§ Aim of the exercise:
Set down the rows below unchanged, from the first line up to and including the line with "bar <box>190 527 232 598</box>".

§ Information supplied:

>> begin

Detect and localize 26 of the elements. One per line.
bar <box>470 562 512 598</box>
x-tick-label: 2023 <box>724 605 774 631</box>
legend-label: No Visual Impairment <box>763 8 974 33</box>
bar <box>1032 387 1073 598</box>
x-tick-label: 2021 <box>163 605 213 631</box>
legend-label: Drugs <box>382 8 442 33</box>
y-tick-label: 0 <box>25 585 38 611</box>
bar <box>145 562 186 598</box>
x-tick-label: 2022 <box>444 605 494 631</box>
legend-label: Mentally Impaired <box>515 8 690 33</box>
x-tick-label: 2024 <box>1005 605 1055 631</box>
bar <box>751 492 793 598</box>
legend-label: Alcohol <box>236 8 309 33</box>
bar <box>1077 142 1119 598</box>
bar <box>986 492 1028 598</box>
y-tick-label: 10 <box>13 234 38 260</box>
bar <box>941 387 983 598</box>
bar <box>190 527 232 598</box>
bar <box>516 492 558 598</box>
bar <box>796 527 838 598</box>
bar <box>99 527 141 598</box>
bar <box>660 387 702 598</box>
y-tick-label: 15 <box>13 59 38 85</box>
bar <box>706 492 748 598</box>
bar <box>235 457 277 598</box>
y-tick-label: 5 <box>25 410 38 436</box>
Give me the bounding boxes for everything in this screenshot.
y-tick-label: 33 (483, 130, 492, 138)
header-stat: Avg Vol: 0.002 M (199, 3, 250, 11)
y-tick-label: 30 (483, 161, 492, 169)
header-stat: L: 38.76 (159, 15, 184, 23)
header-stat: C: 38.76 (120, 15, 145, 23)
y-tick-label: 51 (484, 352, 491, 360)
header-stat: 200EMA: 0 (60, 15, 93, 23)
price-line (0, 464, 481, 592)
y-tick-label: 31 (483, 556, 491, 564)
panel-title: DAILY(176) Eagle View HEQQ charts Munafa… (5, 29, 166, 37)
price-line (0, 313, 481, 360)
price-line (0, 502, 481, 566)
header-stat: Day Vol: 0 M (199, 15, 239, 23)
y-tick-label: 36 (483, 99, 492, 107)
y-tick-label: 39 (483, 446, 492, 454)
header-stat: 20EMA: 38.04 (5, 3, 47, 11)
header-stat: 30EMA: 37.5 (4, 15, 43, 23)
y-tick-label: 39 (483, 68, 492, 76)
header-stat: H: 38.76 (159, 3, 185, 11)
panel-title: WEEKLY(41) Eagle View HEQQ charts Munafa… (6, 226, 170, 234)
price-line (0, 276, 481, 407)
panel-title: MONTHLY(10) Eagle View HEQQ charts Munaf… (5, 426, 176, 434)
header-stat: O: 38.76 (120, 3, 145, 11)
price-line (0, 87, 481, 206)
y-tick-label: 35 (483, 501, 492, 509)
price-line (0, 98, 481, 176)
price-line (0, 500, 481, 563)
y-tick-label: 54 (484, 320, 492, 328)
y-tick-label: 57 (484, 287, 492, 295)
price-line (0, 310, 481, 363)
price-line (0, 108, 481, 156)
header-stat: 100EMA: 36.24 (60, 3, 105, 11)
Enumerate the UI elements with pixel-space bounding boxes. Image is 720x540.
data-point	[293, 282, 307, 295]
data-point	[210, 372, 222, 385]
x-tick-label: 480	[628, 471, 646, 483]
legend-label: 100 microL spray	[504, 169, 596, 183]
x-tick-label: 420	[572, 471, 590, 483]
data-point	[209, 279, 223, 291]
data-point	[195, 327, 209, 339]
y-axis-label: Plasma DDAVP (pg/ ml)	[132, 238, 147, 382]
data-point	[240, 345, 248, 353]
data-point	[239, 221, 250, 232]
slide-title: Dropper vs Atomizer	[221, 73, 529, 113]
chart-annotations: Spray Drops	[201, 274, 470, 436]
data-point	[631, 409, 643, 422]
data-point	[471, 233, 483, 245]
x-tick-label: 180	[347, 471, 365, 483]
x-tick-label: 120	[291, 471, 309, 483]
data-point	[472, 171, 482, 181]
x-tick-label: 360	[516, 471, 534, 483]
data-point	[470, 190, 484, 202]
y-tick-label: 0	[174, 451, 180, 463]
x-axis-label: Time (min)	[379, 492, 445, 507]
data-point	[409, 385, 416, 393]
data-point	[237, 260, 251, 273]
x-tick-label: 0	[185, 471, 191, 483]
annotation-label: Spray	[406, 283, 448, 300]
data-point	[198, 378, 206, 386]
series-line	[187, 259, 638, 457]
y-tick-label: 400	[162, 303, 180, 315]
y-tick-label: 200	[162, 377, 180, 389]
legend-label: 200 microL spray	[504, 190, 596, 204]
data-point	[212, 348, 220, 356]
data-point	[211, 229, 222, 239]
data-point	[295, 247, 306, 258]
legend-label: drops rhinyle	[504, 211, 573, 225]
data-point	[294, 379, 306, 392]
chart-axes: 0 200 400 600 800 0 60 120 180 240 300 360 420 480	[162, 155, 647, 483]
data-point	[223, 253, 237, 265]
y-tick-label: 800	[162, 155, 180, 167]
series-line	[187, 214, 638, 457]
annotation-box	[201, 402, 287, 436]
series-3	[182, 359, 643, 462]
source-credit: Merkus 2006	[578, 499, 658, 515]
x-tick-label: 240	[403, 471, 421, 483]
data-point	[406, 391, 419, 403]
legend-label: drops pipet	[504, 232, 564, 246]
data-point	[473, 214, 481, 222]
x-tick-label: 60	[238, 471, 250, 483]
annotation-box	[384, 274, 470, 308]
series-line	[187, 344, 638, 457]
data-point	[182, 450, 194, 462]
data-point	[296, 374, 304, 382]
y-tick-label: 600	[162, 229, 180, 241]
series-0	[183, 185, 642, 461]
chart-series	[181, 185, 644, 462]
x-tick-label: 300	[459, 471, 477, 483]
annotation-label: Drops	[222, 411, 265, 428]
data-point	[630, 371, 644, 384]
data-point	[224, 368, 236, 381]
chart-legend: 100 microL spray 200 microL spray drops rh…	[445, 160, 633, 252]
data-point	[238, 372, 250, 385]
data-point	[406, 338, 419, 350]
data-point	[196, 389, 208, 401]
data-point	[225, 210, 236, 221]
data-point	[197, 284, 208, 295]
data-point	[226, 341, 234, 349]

>> end

§ Task result:
Detect and localize 26 of the elements. One per line.
bar <box>470 562 512 598</box>
x-tick-label: 2023 <box>724 605 774 631</box>
legend-label: No Visual Impairment <box>763 8 974 33</box>
bar <box>1032 387 1073 598</box>
x-tick-label: 2021 <box>163 605 213 631</box>
legend-label: Drugs <box>382 8 442 33</box>
y-tick-label: 0 <box>25 585 38 611</box>
bar <box>145 562 186 598</box>
x-tick-label: 2022 <box>444 605 494 631</box>
legend-label: Mentally Impaired <box>515 8 690 33</box>
x-tick-label: 2024 <box>1005 605 1055 631</box>
bar <box>751 492 793 598</box>
legend-label: Alcohol <box>236 8 309 33</box>
bar <box>1077 142 1119 598</box>
bar <box>986 492 1028 598</box>
y-tick-label: 10 <box>13 234 38 260</box>
bar <box>941 387 983 598</box>
bar <box>190 527 232 598</box>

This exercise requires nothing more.